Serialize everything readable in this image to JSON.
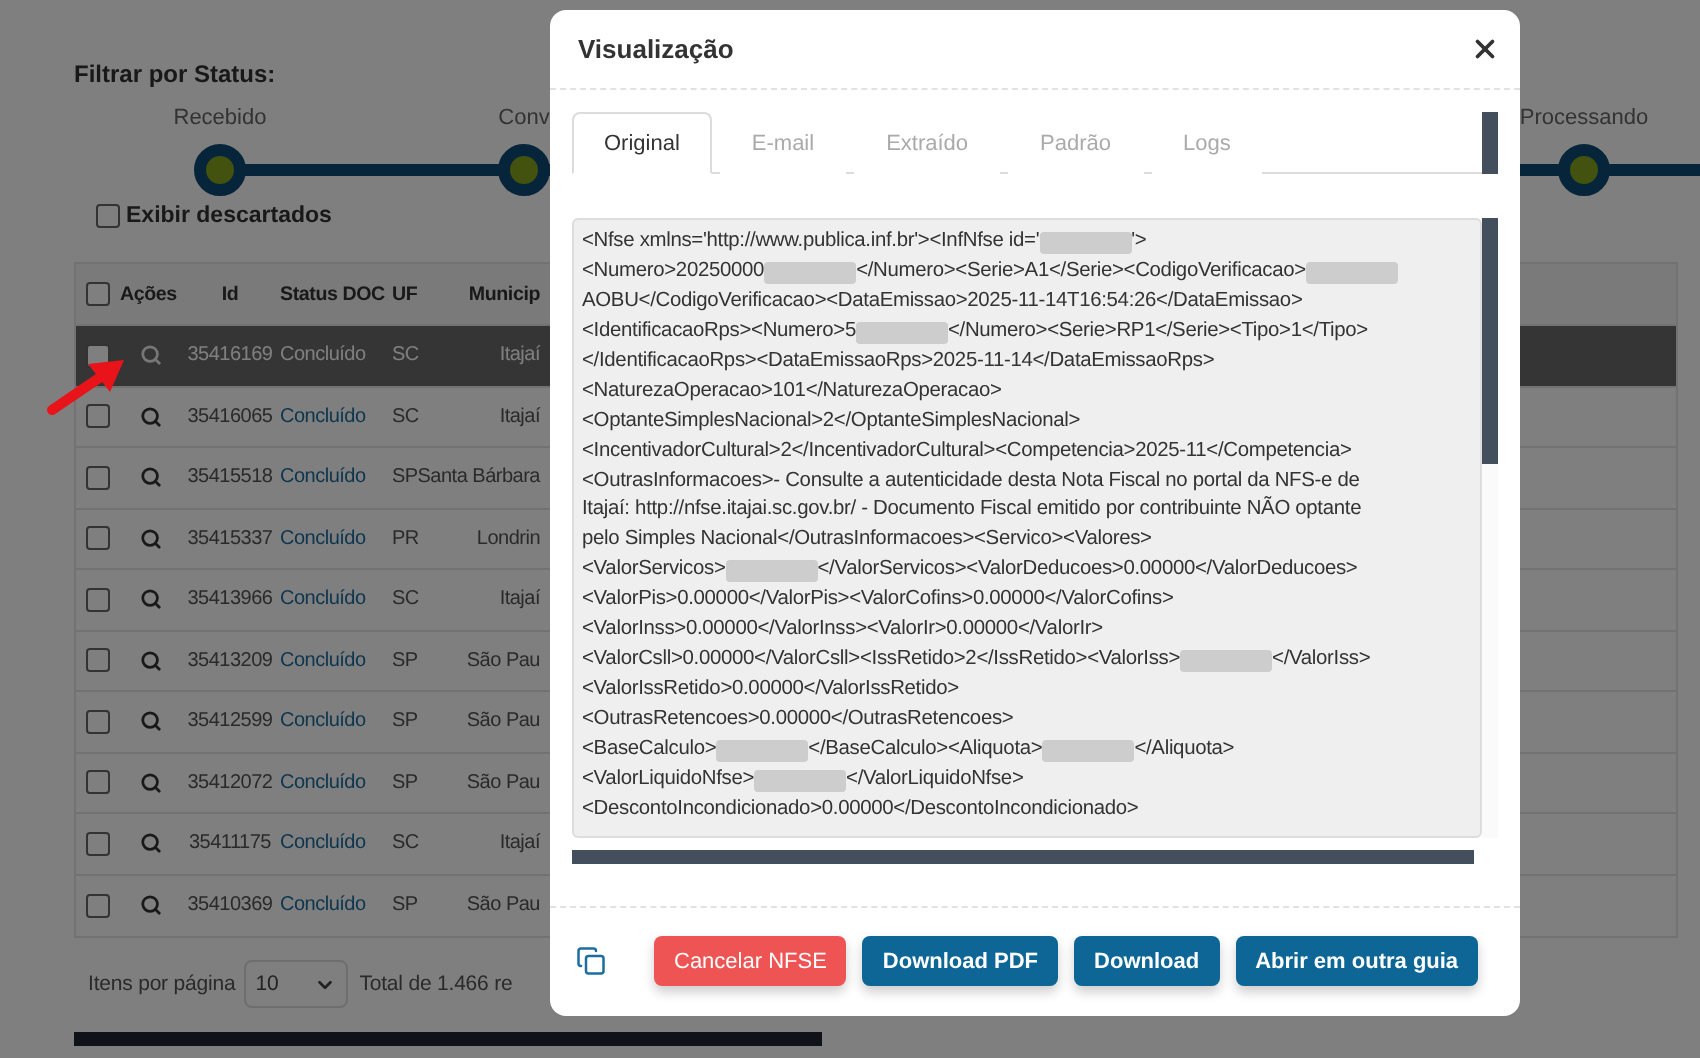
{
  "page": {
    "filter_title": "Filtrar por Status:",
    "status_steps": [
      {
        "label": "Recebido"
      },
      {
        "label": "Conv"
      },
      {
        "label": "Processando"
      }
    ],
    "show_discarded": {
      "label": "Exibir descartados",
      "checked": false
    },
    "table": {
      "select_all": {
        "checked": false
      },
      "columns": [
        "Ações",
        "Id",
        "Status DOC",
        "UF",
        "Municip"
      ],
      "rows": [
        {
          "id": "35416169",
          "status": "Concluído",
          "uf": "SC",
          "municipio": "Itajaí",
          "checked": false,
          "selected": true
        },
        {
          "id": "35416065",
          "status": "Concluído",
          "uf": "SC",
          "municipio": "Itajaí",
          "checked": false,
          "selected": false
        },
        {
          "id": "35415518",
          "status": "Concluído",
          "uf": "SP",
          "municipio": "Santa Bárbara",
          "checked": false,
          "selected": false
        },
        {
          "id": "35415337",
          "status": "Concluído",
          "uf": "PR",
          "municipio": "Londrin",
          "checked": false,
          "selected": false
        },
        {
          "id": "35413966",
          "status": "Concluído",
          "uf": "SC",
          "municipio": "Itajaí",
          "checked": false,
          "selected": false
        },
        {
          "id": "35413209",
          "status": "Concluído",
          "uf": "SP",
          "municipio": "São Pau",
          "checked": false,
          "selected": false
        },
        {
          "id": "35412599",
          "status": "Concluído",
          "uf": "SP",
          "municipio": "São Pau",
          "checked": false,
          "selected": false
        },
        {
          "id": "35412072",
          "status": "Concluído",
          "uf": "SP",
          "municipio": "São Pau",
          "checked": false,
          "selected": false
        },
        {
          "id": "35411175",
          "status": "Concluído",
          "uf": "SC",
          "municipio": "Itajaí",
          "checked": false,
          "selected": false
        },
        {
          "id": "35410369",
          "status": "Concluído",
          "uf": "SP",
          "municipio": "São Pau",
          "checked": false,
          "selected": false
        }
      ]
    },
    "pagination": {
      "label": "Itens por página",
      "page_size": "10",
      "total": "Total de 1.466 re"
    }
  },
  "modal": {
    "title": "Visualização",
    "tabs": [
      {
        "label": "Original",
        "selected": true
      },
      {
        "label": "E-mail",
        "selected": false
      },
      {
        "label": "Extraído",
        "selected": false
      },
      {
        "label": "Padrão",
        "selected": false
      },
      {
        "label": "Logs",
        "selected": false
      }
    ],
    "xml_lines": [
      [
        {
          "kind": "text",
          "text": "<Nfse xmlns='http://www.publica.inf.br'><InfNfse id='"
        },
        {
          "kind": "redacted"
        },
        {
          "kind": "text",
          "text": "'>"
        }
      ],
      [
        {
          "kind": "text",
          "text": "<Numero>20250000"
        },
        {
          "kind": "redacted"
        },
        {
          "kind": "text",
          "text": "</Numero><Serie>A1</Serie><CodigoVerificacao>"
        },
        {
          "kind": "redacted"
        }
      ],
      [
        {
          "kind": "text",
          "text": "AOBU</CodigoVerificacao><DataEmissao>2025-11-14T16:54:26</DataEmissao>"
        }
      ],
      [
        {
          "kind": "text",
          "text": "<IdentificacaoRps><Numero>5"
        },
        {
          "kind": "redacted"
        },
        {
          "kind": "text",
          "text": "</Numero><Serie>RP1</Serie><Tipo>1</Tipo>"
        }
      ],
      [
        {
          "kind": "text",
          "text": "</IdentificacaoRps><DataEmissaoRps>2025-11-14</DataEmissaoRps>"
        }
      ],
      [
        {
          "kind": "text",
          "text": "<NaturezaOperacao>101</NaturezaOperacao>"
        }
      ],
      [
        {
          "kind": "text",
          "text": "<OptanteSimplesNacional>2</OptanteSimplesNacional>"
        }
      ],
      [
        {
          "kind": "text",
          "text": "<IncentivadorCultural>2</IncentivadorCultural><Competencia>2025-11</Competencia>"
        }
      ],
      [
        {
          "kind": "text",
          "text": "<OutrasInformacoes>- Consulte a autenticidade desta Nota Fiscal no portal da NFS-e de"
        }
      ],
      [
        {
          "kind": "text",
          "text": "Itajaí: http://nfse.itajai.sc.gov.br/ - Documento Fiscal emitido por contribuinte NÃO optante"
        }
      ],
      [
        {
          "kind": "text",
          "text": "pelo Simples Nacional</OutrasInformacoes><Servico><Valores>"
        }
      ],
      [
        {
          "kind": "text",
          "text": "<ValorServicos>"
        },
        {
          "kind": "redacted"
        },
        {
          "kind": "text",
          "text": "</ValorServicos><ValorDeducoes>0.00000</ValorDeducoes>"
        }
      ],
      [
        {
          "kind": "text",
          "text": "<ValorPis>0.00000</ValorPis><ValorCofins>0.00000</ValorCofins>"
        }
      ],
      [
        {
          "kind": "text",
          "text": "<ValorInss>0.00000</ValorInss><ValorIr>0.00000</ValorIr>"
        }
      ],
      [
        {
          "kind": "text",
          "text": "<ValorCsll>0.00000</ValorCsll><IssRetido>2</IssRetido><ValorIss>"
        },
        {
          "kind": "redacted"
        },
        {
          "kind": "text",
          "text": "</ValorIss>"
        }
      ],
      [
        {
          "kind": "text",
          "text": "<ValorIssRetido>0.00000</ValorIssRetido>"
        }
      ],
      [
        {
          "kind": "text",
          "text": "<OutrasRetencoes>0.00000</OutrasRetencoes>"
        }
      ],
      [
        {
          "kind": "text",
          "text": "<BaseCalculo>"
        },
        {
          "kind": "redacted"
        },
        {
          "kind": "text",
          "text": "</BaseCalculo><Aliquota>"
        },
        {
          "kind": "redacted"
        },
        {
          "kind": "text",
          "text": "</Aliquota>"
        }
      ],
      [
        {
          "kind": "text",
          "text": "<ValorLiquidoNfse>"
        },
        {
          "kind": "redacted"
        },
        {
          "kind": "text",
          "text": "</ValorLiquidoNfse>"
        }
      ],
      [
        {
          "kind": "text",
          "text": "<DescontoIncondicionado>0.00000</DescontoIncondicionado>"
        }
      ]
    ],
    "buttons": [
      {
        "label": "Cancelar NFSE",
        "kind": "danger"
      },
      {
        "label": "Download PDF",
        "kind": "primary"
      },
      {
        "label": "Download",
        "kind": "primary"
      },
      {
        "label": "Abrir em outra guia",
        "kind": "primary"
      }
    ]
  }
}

(Set exercise) Return all the lines that contain the string "Serie".

(Correct result)
          "text": "</Numero><Serie>A1</Serie><CodigoVerificacao>"
          "text": "</Numero><Serie>RP1</Serie><Tipo>1</Tipo>"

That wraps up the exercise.